GOAL —
Leave out the pictures, then reproduce the rest of the material exactly.

STORED ROWS —

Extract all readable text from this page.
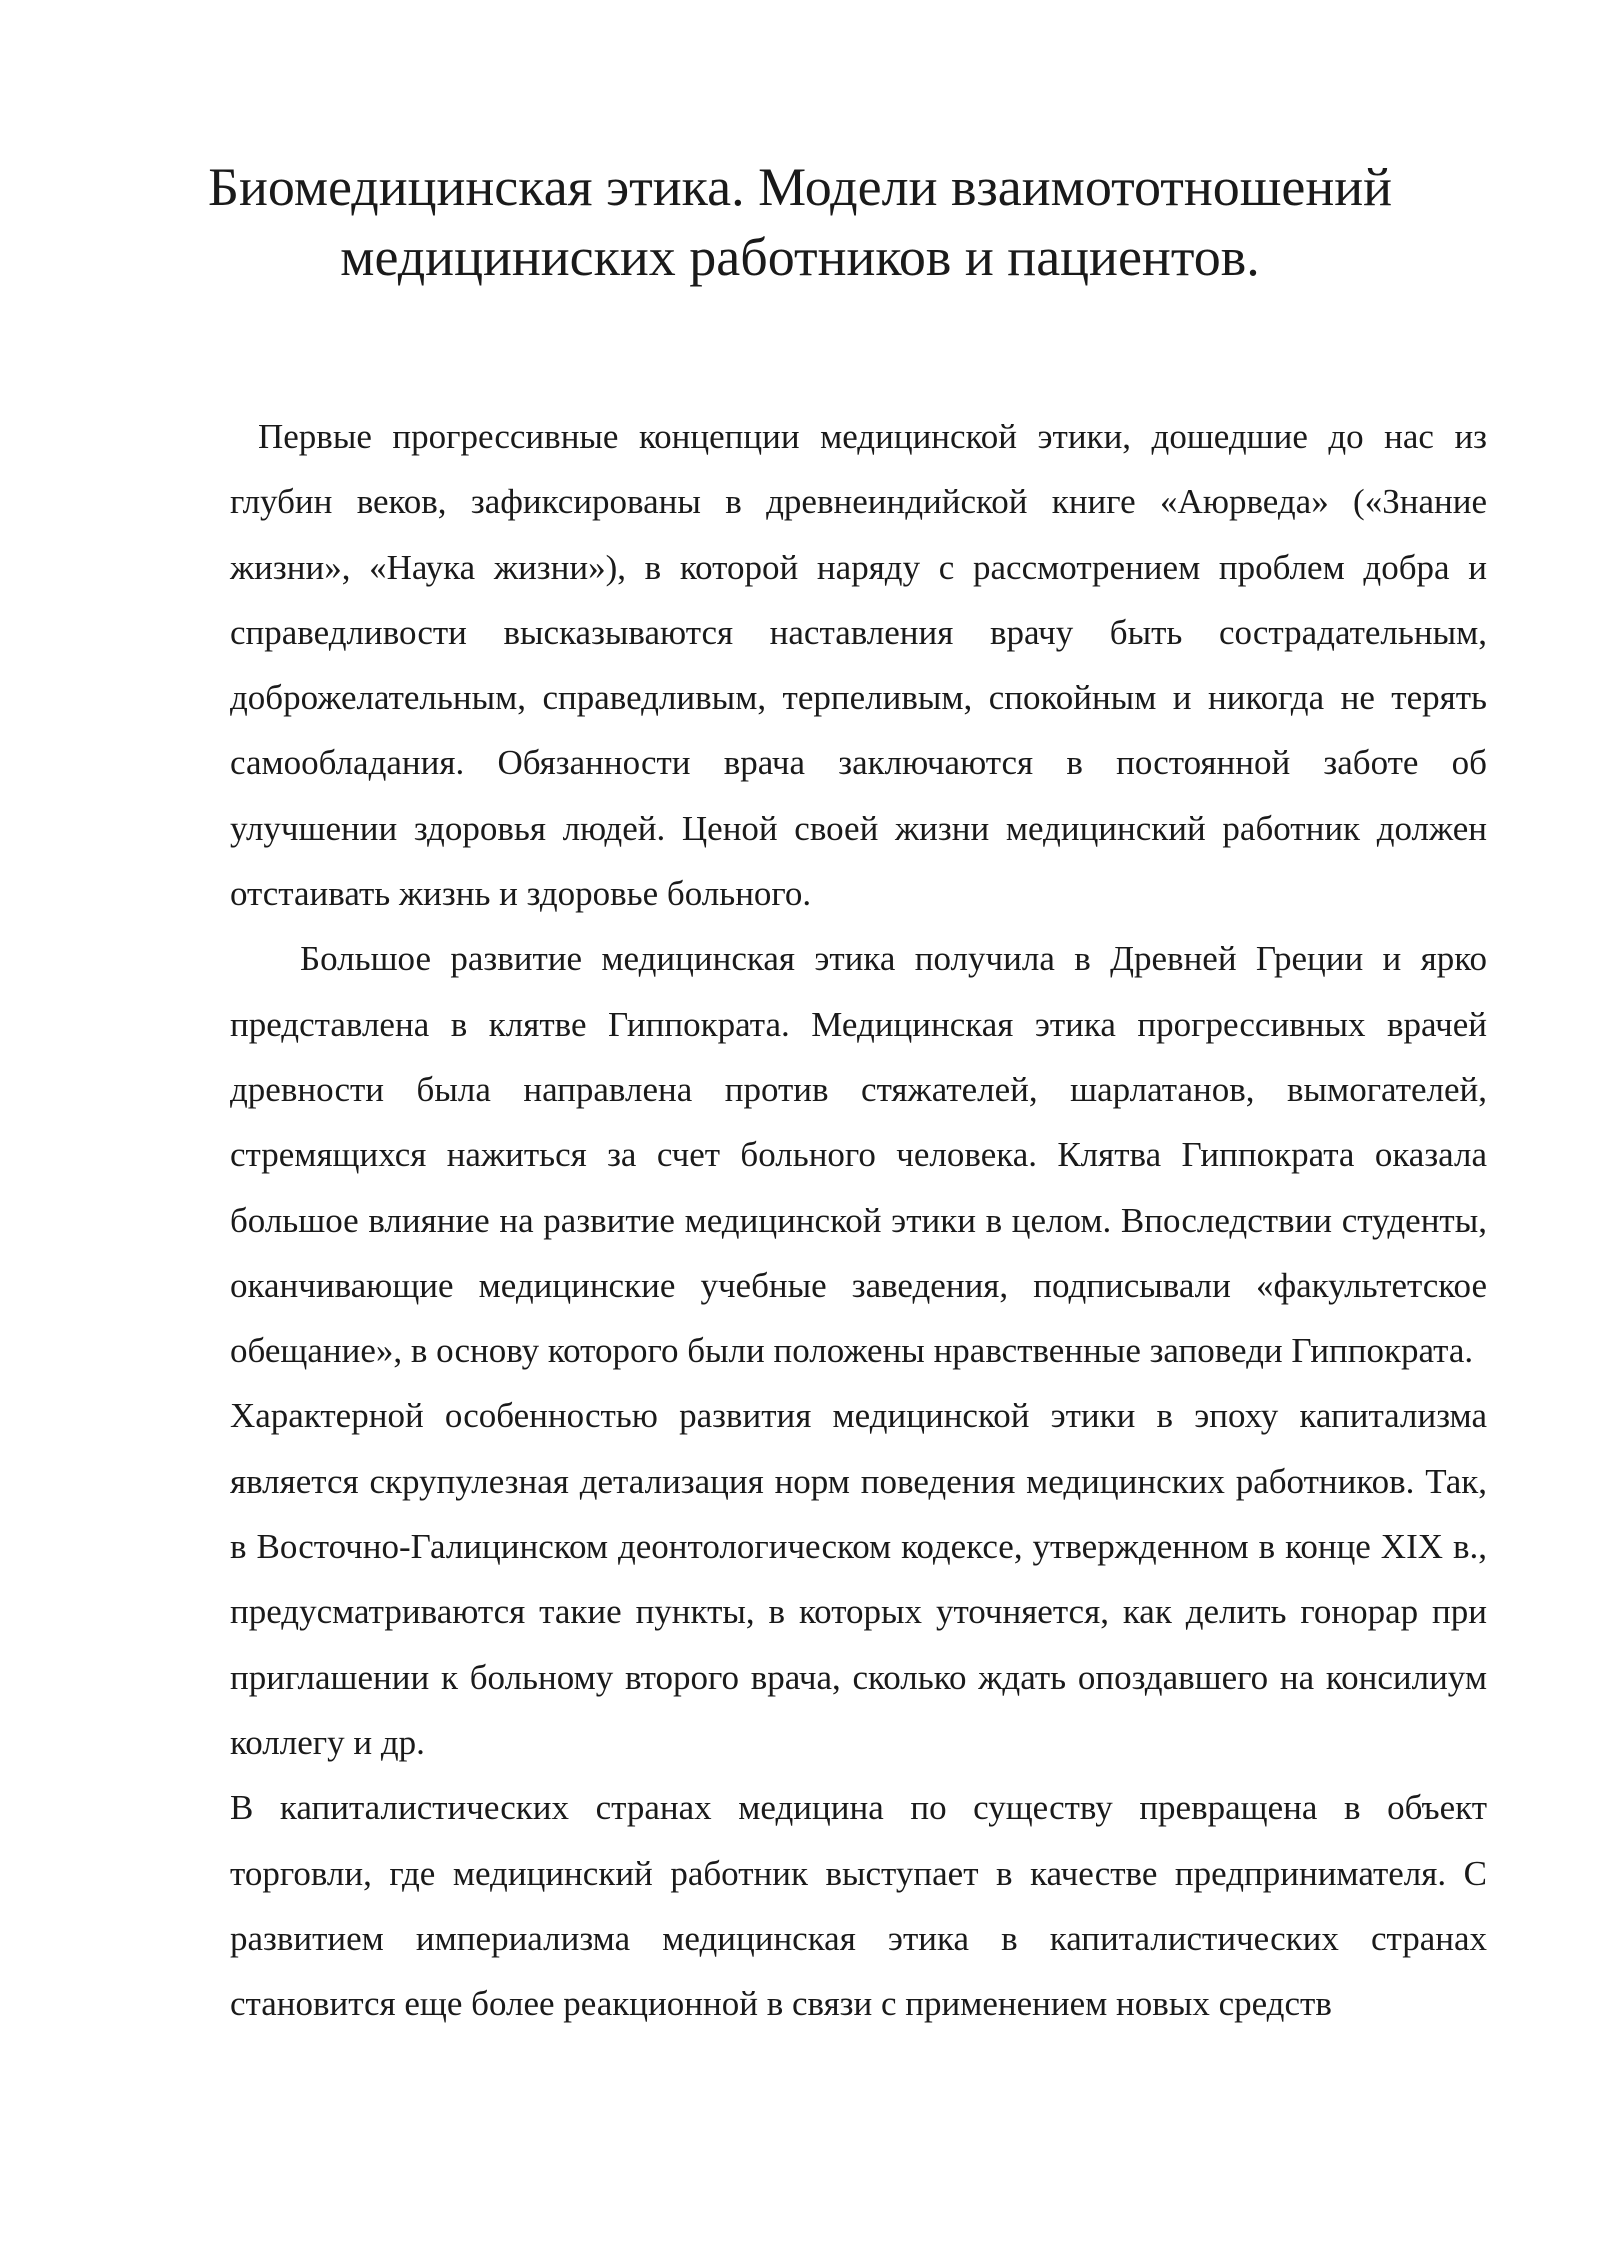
Биомедицинская этика. Модели взаимототношений медициниских работников и пациентов.

Первые прогрессивные концепции медицинской этики, дошедшие до нас из глубин веков, зафиксированы в древнеиндийской книге «Аюрведа» («Знание жизни», «Наука жизни»), в которой наряду с рассмотрением проблем добра и справедливости высказываются наставления врачу быть сострадательным, доброжелательным, справедливым, терпеливым, спокойным и никогда не терять самообладания. Обязанности врача заключаются в постоянной заботе об улучшении здоровья людей. Ценой своей жизни медицинский работник должен отстаивать жизнь и здоровье больного.

Большое развитие медицинская этика получила в Древней Греции и ярко представлена в клятве Гиппократа. Медицинская этика прогрессивных врачей древности была направлена против стяжателей, шарлатанов, вымогателей, стремящихся нажиться за счет больного человека. Клятва Гиппократа оказала большое влияние на развитие медицинской этики в целом. Впоследствии студенты, оканчивающие медицинские учебные заведения, подписывали «факультетское обещание», в основу которого были положены нравственные заповеди Гиппократа.

Характерной особенностью развития медицинской этики в эпоху капитализма является скрупулезная детализация норм поведения медицинских работников. Так, в Восточно-Галицинском деонтологическом кодексе, утвержденном в конце XIX в., предусматриваются такие пункты, в которых уточняется, как делить гонорар при приглашении к больному второго врача, сколько ждать опоздавшего на консилиум коллегу и др.

В капиталистических странах медицина по существу превращена в объект торговли, где медицинский работник выступает в качестве предпринимателя. С развитием империализма медицинская этика в капиталистических странах становится еще более реакционной в связи с применением новых средств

EXERCISE OUTPUT —
Extract all readable text from this page.
Биомедицинская этика. Модели взаимототношений медициниских работников и пациентов.

Первые прогрессивные концепции медицинской этики, дошедшие до нас из глубин веков, зафиксированы в древнеиндийской книге «Аюрведа» («Знание жизни», «Наука жизни»), в которой наряду с рассмотрением проблем добра и справедливости высказываются наставления врачу быть сострадательным, доброжелательным, справедливым, терпеливым, спокойным и никогда не терять самообладания. Обязанности врача заключаются в постоянной заботе об улучшении здоровья людей. Ценой своей жизни медицинский работник должен отстаивать жизнь и здоровье больного.

Большое развитие медицинская этика получила в Древней Греции и ярко представлена в клятве Гиппократа. Медицинская этика прогрессивных врачей древности была направлена против стяжателей, шарлатанов, вымогателей, стремящихся нажиться за счет больного человека. Клятва Гиппократа оказала большое влияние на развитие медицинской этики в целом. Впоследствии студенты, оканчивающие медицинские учебные заведения, подписывали «факультетское обещание», в основу которого были положены нравственные заповеди Гиппократа.

Характерной особенностью развития медицинской этики в эпоху капитализма является скрупулезная детализация норм поведения медицинских работников. Так, в Восточно-Галицинском деонтологическом кодексе, утвержденном в конце XIX в., предусматриваются такие пункты, в которых уточняется, как делить гонорар при приглашении к больному второго врача, сколько ждать опоздавшего на консилиум коллегу и др.

В капиталистических странах медицина по существу превращена в объект торговли, где медицинский работник выступает в качестве предпринимателя. С развитием империализма медицинская этика в капиталистических странах становится еще более реакционной в связи с применением новых средств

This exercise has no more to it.